Tasks for this exercise:
1. Please decide whether each statement agrees with the thread on diagonalization, answering yes or no and quoting the words of the thread that settle it.
(a) The person asking for help would rather get guidance than a finished solution.
(b) The first reply says to write the functions vertically, side by side.
(c) The last reply says a nonrepeating function's value must change whenever the argument goes up by 1.
2. In the thread on diagonalization, what two properties must the new sequence built from the diagonal have, according to the first reply?

Exercise passage:

※

Math Help - use diagonalization to prove uncountability

1. use diagonalization to prove uncountability

I have this problem to solve but I cant get my head wrapped arround it. Most of the tutorials keeps showing example of proving that there is uncountable number of binary functions. I have following problem...
A function from N to N is said to be repeating if f(n) = f(n + 1) for some (n E N).Otherwise, f is said to be nonrepeating. Prove that there are an uncountable number of nonrepeating functions.
Can someone give me some pointers or guide me a little to solve this problem please. I would prefer guidance over the solution becuase i need to know how to solve these kinds of problems using diagonalization.

2. Re: use diagonalization to prove uncountability

Suppose that there are countably many nonrepeating functions (i.e., sequences). Write them horizontally one under another. Then consider the sequence of numbers on the diagonal and turn it into a sequence that is (1) different from all others written here and (2) nonrepeating.

3. Re: use diagonalization to prove uncountability

thank you for reply. But what are those non repeating functions??
can you write similar example just to get me going please

4. Re: use diagonalization to prove uncountability

The definition you gave says that $f(n)$ is repeating if there exists an $n\in\mathbb{N}$ such that $f(n)=f(n+1)$. Correspondingly, $f(n)$ is nonrepeating if $f(n)\ne f(n+1)$ for all $n\in\mathbb{N}$, i.e., the value of $f$ necessarily changes when the argument is increased by 1. Since sequences can be naturally associated with functions from $\mathbb{N}$ to $\mathbb{N}$, we have that

0, 1, 2, 2, 3, 4, 5, 6, ...

※

Data records:
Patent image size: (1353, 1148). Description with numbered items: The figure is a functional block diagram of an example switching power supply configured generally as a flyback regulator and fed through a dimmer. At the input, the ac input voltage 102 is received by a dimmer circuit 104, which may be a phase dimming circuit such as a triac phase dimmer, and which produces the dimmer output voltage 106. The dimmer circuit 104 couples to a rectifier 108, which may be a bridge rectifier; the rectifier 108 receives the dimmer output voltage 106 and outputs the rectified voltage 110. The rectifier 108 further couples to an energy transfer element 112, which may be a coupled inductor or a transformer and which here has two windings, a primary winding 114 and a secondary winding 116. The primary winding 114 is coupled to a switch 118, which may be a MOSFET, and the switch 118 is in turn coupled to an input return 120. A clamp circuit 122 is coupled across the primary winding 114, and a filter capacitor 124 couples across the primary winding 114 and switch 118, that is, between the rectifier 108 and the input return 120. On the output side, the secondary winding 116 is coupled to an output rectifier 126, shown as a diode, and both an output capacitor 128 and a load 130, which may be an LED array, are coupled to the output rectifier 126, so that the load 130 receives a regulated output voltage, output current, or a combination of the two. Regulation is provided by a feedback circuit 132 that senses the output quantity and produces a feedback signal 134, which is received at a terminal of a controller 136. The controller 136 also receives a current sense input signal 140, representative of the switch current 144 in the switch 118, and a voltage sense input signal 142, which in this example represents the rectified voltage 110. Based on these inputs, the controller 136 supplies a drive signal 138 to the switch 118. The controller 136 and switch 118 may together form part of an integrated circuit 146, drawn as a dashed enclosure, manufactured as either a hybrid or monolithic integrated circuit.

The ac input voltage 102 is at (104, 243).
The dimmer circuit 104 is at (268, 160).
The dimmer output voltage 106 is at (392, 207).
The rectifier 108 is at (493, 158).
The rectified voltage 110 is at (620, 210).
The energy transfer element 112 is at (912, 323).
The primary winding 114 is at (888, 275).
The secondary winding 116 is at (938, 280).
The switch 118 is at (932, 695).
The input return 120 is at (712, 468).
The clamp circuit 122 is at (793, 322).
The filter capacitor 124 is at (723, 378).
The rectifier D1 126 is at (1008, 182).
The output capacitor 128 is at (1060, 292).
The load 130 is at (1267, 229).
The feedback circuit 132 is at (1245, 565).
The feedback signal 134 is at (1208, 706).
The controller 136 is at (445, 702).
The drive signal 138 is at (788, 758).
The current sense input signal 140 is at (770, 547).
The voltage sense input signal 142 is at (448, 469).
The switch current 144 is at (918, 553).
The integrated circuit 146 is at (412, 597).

※

Task solutions:
1.
(a) Yes: "I would prefer guidance over the solution"
(b) No: "Write them horizontally one under another."
(c) Yes: "the value of $f$ necessarily changes when the argument is increased by 1"

2. It must be different from all the others written there, and it must be nonrepeating.